WHAT IS ASKED →
Search the listing below for "Green". Copy each matching line.

THE RECORDS →
═══
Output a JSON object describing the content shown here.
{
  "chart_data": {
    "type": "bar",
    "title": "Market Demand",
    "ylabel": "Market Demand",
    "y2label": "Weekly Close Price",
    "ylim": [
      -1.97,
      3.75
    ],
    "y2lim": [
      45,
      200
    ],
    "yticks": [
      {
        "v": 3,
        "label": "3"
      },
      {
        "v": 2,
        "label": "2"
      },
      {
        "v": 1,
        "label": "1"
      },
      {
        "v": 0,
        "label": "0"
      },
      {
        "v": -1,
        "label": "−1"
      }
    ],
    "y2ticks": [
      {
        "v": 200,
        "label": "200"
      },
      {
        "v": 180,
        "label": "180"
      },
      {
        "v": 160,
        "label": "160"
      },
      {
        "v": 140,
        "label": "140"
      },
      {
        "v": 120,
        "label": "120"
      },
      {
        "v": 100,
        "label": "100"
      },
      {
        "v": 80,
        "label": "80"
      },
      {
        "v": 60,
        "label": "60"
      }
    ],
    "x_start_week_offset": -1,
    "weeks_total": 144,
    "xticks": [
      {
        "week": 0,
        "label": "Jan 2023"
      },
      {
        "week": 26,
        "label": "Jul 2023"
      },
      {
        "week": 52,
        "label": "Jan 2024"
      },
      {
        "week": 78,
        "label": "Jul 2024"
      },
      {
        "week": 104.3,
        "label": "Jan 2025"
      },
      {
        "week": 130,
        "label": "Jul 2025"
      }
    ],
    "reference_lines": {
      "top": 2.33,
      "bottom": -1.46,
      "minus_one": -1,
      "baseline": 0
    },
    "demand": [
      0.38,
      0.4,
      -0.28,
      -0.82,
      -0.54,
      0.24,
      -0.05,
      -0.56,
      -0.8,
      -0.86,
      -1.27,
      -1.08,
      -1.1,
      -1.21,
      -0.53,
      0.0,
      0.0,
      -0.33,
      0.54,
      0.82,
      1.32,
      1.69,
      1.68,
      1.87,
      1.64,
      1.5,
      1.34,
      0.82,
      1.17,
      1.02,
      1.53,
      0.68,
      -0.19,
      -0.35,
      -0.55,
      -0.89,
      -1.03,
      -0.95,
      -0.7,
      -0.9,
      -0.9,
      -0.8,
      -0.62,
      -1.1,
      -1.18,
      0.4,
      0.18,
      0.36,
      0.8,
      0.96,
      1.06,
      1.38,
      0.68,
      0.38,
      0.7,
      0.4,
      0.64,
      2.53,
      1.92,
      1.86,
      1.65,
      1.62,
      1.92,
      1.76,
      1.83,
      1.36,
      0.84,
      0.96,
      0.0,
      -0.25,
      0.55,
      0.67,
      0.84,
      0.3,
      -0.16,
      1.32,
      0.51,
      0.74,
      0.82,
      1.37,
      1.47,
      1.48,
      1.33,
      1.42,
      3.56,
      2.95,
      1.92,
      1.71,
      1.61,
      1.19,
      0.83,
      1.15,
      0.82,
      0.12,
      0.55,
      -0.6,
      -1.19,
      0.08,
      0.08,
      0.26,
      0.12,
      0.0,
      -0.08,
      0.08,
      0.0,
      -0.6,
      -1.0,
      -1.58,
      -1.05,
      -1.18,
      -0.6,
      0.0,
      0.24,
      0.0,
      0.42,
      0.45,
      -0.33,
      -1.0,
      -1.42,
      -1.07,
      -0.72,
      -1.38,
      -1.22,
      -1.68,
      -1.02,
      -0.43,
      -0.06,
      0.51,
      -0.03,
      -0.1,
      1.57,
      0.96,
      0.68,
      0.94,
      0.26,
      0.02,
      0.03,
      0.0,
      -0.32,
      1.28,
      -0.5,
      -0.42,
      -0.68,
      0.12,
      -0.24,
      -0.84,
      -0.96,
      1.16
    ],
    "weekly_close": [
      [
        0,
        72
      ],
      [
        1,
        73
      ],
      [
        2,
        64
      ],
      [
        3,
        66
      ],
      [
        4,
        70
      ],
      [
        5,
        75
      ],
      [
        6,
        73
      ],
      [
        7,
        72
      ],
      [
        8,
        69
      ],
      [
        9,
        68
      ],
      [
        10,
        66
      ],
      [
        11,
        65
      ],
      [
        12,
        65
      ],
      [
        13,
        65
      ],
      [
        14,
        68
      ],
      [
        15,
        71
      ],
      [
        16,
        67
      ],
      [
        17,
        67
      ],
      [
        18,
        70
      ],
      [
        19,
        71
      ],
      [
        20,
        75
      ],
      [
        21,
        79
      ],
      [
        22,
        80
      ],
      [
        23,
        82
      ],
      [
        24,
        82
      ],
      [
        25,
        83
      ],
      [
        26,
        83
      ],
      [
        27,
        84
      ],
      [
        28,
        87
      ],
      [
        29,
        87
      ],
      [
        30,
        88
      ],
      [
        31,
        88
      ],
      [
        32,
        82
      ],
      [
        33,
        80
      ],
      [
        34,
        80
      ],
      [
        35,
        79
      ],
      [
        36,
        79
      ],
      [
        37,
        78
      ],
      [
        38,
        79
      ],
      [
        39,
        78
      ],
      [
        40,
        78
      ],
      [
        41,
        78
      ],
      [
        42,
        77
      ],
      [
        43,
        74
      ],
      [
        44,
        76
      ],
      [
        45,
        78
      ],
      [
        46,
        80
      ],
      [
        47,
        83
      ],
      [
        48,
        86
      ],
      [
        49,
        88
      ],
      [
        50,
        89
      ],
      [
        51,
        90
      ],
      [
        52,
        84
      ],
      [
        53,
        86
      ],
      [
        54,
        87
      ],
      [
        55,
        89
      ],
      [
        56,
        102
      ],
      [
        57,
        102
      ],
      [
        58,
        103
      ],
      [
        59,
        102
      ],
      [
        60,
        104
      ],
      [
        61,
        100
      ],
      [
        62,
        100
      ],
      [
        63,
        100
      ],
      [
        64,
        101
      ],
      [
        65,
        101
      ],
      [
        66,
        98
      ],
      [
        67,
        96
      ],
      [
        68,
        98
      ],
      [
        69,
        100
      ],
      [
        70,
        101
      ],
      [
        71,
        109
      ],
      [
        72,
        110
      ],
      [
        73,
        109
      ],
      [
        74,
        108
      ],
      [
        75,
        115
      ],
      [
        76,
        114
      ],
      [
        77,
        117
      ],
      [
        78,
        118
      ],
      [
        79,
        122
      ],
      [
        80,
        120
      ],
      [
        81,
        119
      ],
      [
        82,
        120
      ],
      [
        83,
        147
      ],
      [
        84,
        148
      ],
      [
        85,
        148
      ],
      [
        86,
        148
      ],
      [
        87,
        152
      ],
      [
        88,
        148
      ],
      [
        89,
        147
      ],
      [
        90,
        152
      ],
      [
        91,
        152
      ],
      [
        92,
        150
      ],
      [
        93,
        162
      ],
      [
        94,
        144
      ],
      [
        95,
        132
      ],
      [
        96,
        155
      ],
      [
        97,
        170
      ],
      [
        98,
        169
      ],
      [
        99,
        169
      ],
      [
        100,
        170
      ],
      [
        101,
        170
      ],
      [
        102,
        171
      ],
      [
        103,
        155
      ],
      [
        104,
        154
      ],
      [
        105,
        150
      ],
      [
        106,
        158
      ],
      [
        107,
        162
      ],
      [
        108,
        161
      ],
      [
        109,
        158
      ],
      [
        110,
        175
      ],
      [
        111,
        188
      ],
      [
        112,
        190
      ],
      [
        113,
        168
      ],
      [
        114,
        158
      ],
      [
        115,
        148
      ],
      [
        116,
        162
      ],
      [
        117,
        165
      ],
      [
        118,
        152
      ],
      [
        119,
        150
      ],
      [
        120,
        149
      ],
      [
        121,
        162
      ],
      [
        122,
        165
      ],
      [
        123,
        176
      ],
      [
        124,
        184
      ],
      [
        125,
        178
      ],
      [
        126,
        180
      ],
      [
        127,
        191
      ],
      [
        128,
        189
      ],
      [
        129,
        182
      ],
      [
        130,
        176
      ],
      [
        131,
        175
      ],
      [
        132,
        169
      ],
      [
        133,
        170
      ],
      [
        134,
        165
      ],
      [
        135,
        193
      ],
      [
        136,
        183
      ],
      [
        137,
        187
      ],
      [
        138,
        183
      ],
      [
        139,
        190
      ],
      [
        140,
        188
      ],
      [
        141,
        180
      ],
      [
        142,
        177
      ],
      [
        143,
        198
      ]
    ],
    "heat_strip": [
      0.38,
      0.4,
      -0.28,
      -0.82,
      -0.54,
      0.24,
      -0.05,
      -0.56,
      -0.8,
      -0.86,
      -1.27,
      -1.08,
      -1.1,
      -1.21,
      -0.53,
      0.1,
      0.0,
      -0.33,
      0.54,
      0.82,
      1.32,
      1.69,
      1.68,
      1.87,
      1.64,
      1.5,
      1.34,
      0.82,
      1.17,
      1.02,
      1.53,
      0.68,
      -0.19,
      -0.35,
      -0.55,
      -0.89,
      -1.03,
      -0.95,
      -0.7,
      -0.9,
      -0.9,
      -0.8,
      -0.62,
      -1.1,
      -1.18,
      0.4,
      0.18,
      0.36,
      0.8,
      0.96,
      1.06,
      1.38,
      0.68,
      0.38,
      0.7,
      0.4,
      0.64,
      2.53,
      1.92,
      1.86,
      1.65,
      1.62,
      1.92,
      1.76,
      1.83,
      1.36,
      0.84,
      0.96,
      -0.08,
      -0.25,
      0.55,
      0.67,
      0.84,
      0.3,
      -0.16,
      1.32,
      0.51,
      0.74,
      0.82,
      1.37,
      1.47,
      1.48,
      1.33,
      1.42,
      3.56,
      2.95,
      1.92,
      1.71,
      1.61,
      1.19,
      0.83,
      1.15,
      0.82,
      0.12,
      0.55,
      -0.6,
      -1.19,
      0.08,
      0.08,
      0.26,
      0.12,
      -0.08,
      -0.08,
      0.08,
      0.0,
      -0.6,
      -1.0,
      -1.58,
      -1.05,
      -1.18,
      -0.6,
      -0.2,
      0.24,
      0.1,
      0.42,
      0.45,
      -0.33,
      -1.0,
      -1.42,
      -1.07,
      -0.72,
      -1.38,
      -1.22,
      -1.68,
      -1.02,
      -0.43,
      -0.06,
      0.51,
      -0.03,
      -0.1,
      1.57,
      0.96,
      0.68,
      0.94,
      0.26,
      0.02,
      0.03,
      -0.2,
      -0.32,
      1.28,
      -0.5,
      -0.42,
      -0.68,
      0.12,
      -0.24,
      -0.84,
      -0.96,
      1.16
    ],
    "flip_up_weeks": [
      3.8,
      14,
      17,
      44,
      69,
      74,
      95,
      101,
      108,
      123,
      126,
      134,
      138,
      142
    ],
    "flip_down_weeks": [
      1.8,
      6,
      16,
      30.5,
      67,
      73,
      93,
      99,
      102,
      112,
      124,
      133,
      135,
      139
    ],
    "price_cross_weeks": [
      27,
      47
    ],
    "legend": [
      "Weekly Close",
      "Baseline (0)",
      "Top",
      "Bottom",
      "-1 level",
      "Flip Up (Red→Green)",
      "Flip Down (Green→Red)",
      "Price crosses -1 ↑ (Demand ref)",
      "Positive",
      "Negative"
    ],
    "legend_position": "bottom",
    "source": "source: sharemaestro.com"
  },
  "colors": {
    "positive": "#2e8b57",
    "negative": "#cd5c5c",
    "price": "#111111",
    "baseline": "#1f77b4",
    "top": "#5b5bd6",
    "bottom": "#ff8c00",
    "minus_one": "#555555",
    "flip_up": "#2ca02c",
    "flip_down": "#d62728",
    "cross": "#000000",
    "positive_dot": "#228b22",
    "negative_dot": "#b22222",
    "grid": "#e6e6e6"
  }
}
═══
SOLUTION FOR THIS EXERCISE →
      "Flip Up (Red→Green)",
      "Flip Down (Green→Red)",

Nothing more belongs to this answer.